WHAT THE TASK ASKS: Send back all the data below, exactly as given.

RECORDS SHOWN:
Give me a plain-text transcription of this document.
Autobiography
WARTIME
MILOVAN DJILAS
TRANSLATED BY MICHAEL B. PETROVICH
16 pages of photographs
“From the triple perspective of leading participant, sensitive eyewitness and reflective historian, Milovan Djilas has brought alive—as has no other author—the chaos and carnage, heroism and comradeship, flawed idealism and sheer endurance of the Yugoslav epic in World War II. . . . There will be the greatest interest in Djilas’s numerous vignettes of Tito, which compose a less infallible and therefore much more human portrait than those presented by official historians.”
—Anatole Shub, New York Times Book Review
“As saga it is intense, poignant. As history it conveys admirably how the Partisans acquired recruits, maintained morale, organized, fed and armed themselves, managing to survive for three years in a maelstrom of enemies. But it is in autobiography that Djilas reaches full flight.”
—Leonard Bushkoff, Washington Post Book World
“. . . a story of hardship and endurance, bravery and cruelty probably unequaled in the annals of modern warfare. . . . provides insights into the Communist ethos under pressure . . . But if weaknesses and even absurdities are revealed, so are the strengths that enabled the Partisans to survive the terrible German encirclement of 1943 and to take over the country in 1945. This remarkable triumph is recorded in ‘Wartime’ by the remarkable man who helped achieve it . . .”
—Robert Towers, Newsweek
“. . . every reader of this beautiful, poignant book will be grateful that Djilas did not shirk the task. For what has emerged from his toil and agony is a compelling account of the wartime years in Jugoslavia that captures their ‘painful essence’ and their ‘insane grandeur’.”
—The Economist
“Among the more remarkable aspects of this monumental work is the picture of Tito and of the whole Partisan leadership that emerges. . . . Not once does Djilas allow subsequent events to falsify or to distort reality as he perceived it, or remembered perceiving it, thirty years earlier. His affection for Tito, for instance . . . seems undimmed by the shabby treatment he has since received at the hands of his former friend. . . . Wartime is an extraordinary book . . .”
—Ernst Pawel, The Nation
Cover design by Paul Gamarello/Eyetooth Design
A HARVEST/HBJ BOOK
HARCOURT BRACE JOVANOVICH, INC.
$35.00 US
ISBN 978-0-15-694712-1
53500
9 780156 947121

WRITTEN ANSWER:
Give me a plain-text transcription of this document.
Autobiography
WARTIME
MILOVAN DJILAS
TRANSLATED BY MICHAEL B. PETROVICH
16 pages of photographs
“From the triple perspective of leading participant, sensitive eyewitness and reflective historian, Milovan Djilas has brought alive—as has no other author—the chaos and carnage, heroism and comradeship, flawed idealism and sheer endurance of the Yugoslav epic in World War II. . . . There will be the greatest interest in Djilas’s numerous vignettes of Tito, which compose a less infallible and therefore much more human portrait than those presented by official historians.”
—Anatole Shub, New York Times Book Review
“As saga it is intense, poignant. As history it conveys admirably how the Partisans acquired recruits, maintained morale, organized, fed and armed themselves, managing to survive for three years in a maelstrom of enemies. But it is in autobiography that Djilas reaches full flight.”
—Leonard Bushkoff, Washington Post Book World
“. . . a story of hardship and endurance, bravery and cruelty probably unequaled in the annals of modern warfare. . . . provides insights into the Communist ethos under pressure . . . But if weaknesses and even absurdities are revealed, so are the strengths that enabled the Partisans to survive the terrible German encirclement of 1943 and to take over the country in 1945. This remarkable triumph is recorded in ‘Wartime’ by the remarkable man who helped achieve it . . .”
—Robert Towers, Newsweek
“. . . every reader of this beautiful, poignant book will be grateful that Djilas did not shirk the task. For what has emerged from his toil and agony is a compelling account of the wartime years in Jugoslavia that captures their ‘painful essence’ and their ‘insane grandeur’.”
—The Economist
“Among the more remarkable aspects of this monumental work is the picture of Tito and of the whole Partisan leadership that emerges. . . . Not once does Djilas allow subsequent events to falsify or to distort reality as he perceived it, or remembered perceiving it, thirty years earlier. His affection for Tito, for instance . . . seems undimmed by the shabby treatment he has since received at the hands of his former friend. . . . Wartime is an extraordinary book . . .”
—Ernst Pawel, The Nation
Cover design by Paul Gamarello/Eyetooth Design
A HARVEST/HBJ BOOK
HARCOURT BRACE JOVANOVICH, INC.
$35.00 US
ISBN 978-0-15-694712-1
53500
9 780156 947121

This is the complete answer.